Written instruction: Repeat the entire listing exactly as written.
---*---
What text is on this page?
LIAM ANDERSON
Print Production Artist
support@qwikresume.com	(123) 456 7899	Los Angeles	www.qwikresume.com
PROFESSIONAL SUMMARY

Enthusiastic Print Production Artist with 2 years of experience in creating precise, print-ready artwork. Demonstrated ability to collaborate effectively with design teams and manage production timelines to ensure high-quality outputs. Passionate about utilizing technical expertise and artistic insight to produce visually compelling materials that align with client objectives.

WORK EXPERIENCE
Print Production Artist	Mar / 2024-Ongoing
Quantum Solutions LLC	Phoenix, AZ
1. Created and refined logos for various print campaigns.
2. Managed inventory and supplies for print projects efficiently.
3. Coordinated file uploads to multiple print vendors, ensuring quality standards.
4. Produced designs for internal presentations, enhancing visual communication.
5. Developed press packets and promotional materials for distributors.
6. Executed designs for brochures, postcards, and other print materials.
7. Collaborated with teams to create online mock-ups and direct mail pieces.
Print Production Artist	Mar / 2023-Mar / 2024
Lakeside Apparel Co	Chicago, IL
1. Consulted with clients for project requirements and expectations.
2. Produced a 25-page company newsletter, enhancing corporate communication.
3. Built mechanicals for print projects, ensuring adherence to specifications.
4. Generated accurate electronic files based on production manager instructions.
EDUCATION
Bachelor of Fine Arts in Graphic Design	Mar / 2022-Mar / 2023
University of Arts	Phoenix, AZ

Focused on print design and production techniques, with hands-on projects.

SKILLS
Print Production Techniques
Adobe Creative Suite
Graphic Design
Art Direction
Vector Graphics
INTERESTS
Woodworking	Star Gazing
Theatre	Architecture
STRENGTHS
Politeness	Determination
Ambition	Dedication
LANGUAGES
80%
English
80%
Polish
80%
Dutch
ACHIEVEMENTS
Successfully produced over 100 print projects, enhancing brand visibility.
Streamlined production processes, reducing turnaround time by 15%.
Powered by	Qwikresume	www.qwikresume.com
---*---
Worked answer:
What text is on this page?
LIAM ANDERSON
Print Production Artist
support@qwikresume.com	(123) 456 7899	Los Angeles	www.qwikresume.com
PROFESSIONAL SUMMARY

Enthusiastic Print Production Artist with 2 years of experience in creating precise, print-ready artwork. Demonstrated ability to collaborate effectively with design teams and manage production timelines to ensure high-quality outputs. Passionate about utilizing technical expertise and artistic insight to produce visually compelling materials that align with client objectives.

WORK EXPERIENCE
Print Production Artist	Mar / 2024-Ongoing
Quantum Solutions LLC	Phoenix, AZ
1. Created and refined logos for various print campaigns.
2. Managed inventory and supplies for print projects efficiently.
3. Coordinated file uploads to multiple print vendors, ensuring quality standards.
4. Produced designs for internal presentations, enhancing visual communication.
5. Developed press packets and promotional materials for distributors.
6. Executed designs for brochures, postcards, and other print materials.
7. Collaborated with teams to create online mock-ups and direct mail pieces.
Print Production Artist	Mar / 2023-Mar / 2024
Lakeside Apparel Co	Chicago, IL
1. Consulted with clients for project requirements and expectations.
2. Produced a 25-page company newsletter, enhancing corporate communication.
3. Built mechanicals for print projects, ensuring adherence to specifications.
4. Generated accurate electronic files based on production manager instructions.
EDUCATION
Bachelor of Fine Arts in Graphic Design	Mar / 2022-Mar / 2023
University of Arts	Phoenix, AZ

Focused on print design and production techniques, with hands-on projects.

SKILLS
Print Production Techniques
Adobe Creative Suite
Graphic Design
Art Direction
Vector Graphics
INTERESTS
Woodworking	Star Gazing
Theatre	Architecture
STRENGTHS
Politeness	Determination
Ambition	Dedication
LANGUAGES
80%
English
80%
Polish
80%
Dutch
ACHIEVEMENTS
Successfully produced over 100 print projects, enhancing brand visibility.
Streamlined production processes, reducing turnaround time by 15%.
Powered by	Qwikresume	www.qwikresume.com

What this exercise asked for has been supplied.